Data records:
- - -
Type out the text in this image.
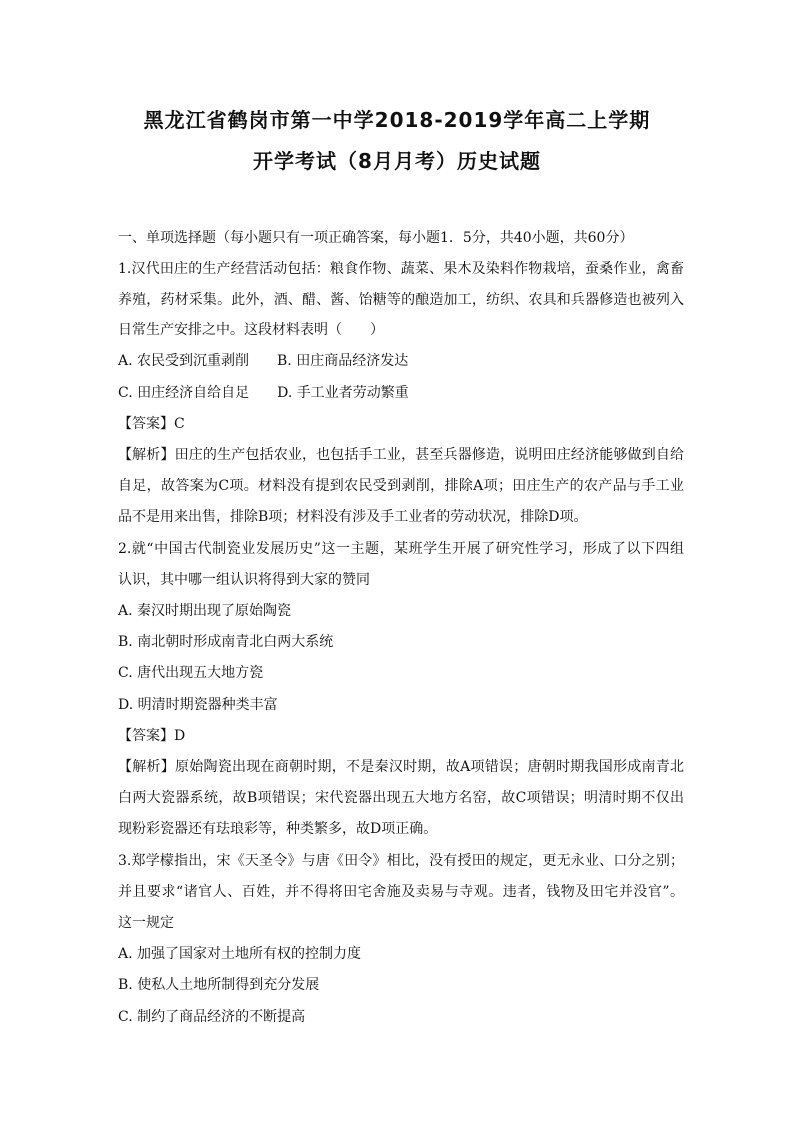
黑龙江省鹤岗市第一中学2018-2019学年高二上学期
开学考试（8月月考）历史试题
一、单项选择题（每小题只有一项正确答案，每小题1．5分，共40小题，共60分）
1.汉代田庄的生产经营活动包括：粮食作物、蔬菜、果木及染料作物栽培，蚕桑作业，禽畜
养殖，药材采集。此外，酒、醋、酱、饴糖等的酿造加工，纺织、农具和兵器修造也被列入
日常生产安排之中。这段材料表明（　　）
A. 农民受到沉重剥削　　B. 田庄商品经济发达
C. 田庄经济自给自足　　D. 手工业者劳动繁重
【答案】C
【解析】田庄的生产包括农业，也包括手工业，甚至兵器修造，说明田庄经济能够做到自给
自足，故答案为C项。材料没有提到农民受到剥削，排除A项；田庄生产的农产品与手工业
品不是用来出售，排除B项；材料没有涉及手工业者的劳动状况，排除D项。
2.就“中国古代制瓷业发展历史”这一主题，某班学生开展了研究性学习，形成了以下四组
认识，其中哪一组认识将得到大家的赞同
A. 秦汉时期出现了原始陶瓷
B. 南北朝时形成南青北白两大系统
C. 唐代出现五大地方瓷
D. 明清时期瓷器种类丰富
【答案】D
【解析】原始陶瓷出现在商朝时期，不是秦汉时期，故A项错误；唐朝时期我国形成南青北
白两大瓷器系统，故B项错误；宋代瓷器出现五大地方名窑，故C项错误；明清时期不仅出
现粉彩瓷器还有珐琅彩等，种类繁多，故D项正确。
3.郑学檬指出，宋《天圣令》与唐《田令》相比，没有授田的规定，更无永业、口分之别；
并且要求“诸官人、百姓，并不得将田宅舍施及卖易与寺观。违者，钱物及田宅并没官”。
这一规定
A. 加强了国家对土地所有权的控制力度
B. 使私人土地所制得到充分发展
C. 制约了商品经济的不断提高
- - -
## Written problem:
Write out the listing word for word, omitting the pictures it holds.

## Solution:
Type out the text in this image.
黑龙江省鹤岗市第一中学2018-2019学年高二上学期
开学考试（8月月考）历史试题
一、单项选择题（每小题只有一项正确答案，每小题1．5分，共40小题，共60分）
1.汉代田庄的生产经营活动包括：粮食作物、蔬菜、果木及染料作物栽培，蚕桑作业，禽畜
养殖，药材采集。此外，酒、醋、酱、饴糖等的酿造加工，纺织、农具和兵器修造也被列入
日常生产安排之中。这段材料表明（　　）
A. 农民受到沉重剥削　　B. 田庄商品经济发达
C. 田庄经济自给自足　　D. 手工业者劳动繁重
【答案】C
【解析】田庄的生产包括农业，也包括手工业，甚至兵器修造，说明田庄经济能够做到自给
自足，故答案为C项。材料没有提到农民受到剥削，排除A项；田庄生产的农产品与手工业
品不是用来出售，排除B项；材料没有涉及手工业者的劳动状况，排除D项。
2.就“中国古代制瓷业发展历史”这一主题，某班学生开展了研究性学习，形成了以下四组
认识，其中哪一组认识将得到大家的赞同
A. 秦汉时期出现了原始陶瓷
B. 南北朝时形成南青北白两大系统
C. 唐代出现五大地方瓷
D. 明清时期瓷器种类丰富
【答案】D
【解析】原始陶瓷出现在商朝时期，不是秦汉时期，故A项错误；唐朝时期我国形成南青北
白两大瓷器系统，故B项错误；宋代瓷器出现五大地方名窑，故C项错误；明清时期不仅出
现粉彩瓷器还有珐琅彩等，种类繁多，故D项正确。
3.郑学檬指出，宋《天圣令》与唐《田令》相比，没有授田的规定，更无永业、口分之别；
并且要求“诸官人、百姓，并不得将田宅舍施及卖易与寺观。违者，钱物及田宅并没官”。
这一规定
A. 加强了国家对土地所有权的控制力度
B. 使私人土地所制得到充分发展
C. 制约了商品经济的不断提高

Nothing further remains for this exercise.